Dataset records
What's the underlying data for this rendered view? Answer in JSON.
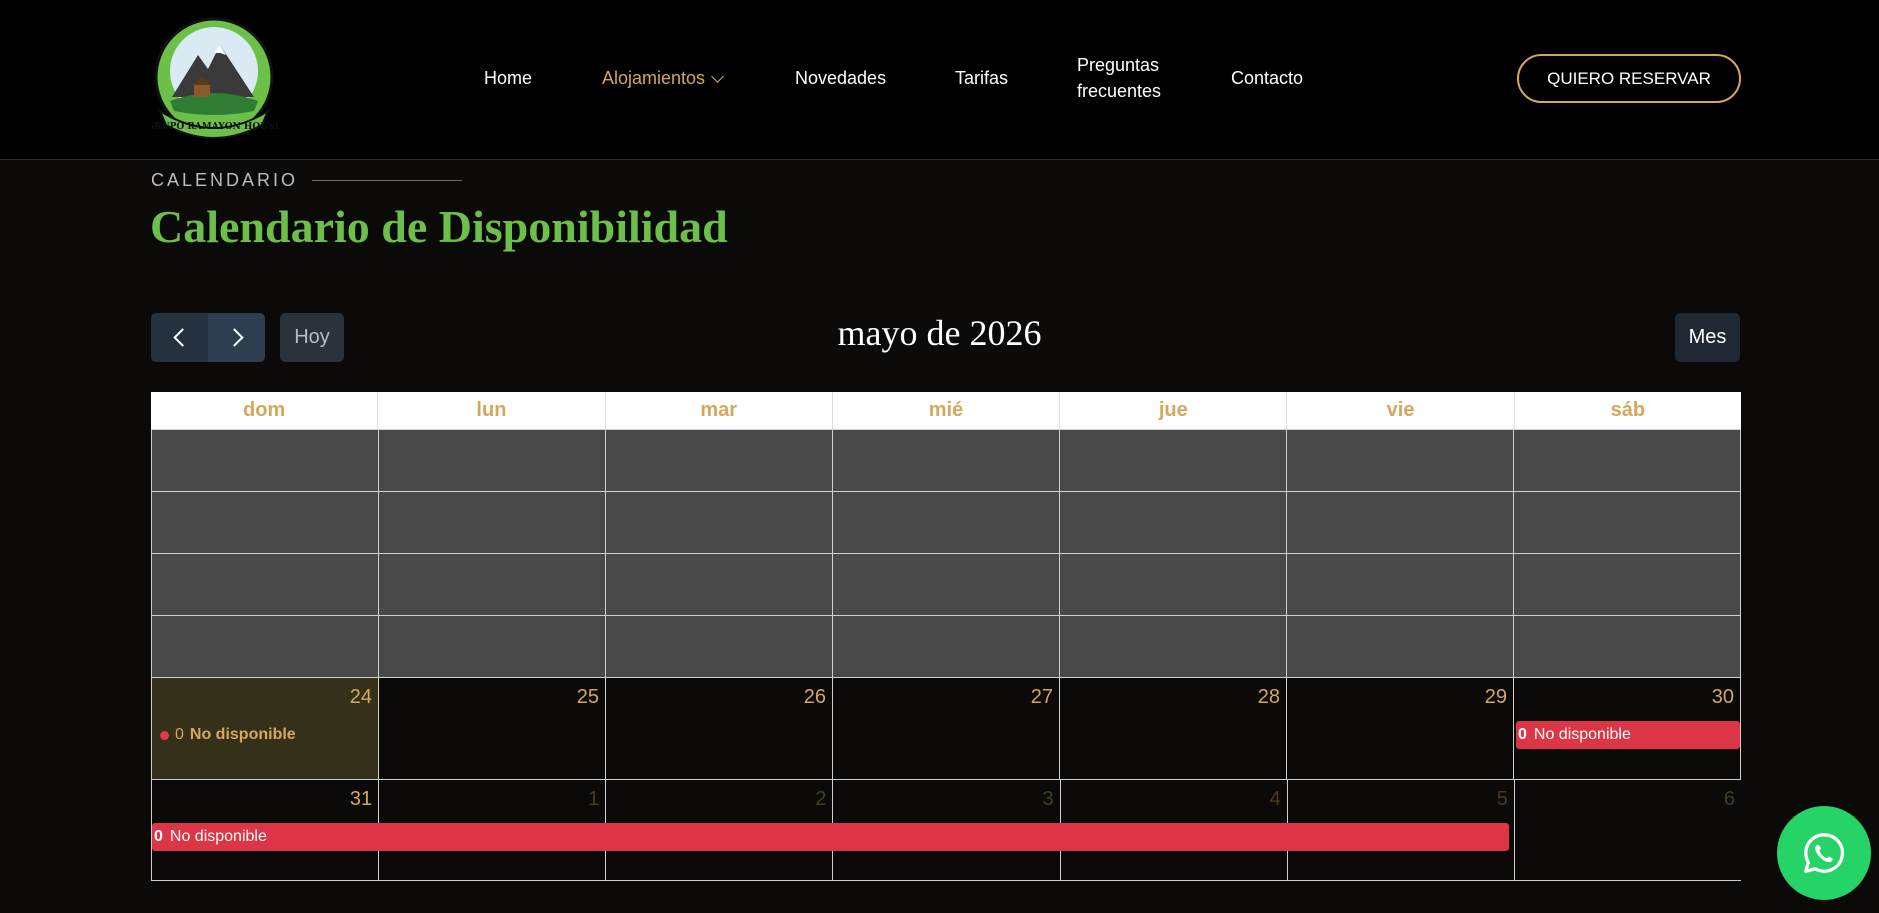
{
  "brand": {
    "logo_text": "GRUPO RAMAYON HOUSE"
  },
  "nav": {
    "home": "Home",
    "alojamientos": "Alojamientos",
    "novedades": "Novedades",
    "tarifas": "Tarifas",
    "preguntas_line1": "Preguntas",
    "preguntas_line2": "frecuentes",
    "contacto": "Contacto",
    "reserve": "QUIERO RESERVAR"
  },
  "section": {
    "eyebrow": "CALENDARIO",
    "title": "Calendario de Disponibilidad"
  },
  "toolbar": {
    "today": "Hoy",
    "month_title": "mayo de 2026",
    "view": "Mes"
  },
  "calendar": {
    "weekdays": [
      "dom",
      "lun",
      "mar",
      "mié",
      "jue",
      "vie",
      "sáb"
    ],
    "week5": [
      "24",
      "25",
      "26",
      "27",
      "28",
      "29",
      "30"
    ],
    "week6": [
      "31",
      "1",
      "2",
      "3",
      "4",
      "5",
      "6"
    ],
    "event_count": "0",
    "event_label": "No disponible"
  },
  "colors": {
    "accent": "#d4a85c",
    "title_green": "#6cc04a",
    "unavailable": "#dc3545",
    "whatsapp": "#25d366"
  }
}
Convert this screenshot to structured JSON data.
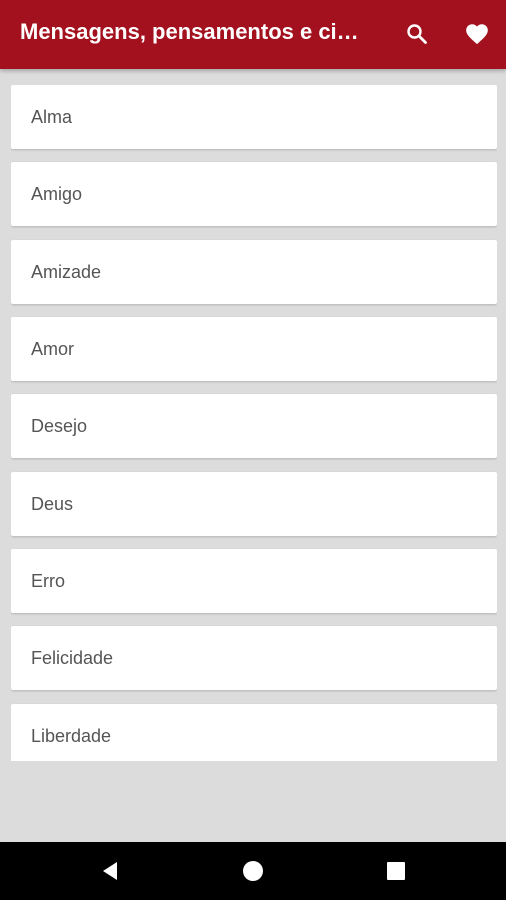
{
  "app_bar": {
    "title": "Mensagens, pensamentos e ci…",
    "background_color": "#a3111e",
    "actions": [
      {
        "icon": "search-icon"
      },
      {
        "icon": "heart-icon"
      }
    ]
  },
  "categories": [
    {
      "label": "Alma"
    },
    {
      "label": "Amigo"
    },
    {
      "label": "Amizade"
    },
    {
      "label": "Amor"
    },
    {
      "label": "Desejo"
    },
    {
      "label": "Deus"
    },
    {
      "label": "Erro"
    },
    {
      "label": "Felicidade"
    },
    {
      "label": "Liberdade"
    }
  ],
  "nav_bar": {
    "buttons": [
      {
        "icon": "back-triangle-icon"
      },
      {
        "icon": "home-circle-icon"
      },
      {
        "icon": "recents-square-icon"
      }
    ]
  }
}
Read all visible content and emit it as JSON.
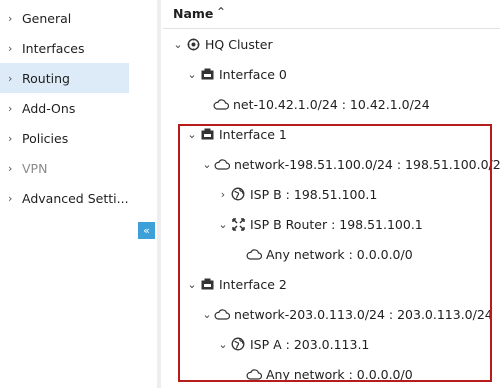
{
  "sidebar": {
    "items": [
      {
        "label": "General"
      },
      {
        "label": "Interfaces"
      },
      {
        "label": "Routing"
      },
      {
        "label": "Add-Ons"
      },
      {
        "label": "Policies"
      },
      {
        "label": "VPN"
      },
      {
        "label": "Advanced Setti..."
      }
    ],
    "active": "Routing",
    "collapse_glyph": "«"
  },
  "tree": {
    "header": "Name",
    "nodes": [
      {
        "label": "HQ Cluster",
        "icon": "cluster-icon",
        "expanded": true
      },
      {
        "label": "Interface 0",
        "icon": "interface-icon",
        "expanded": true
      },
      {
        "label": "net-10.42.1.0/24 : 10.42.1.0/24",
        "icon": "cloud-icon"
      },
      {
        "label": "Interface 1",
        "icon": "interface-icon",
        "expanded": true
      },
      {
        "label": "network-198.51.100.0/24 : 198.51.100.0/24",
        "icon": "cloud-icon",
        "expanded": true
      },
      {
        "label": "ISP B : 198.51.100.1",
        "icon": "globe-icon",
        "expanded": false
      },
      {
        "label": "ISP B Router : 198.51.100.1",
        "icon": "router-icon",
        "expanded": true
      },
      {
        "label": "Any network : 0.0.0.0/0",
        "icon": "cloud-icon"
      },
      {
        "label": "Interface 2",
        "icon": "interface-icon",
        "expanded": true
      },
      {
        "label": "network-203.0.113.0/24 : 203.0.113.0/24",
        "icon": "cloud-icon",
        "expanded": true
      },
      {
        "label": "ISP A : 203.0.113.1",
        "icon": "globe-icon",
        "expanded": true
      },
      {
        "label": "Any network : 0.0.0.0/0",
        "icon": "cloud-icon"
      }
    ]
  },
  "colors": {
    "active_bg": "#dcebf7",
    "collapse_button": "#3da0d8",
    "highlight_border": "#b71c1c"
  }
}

WORK TO BE COMPLETED → Scan the material and collect every line that contains "view".

THE ANSWER →
What's the underlying data for this rendered view? Answer in JSON.
    "view": "Mes"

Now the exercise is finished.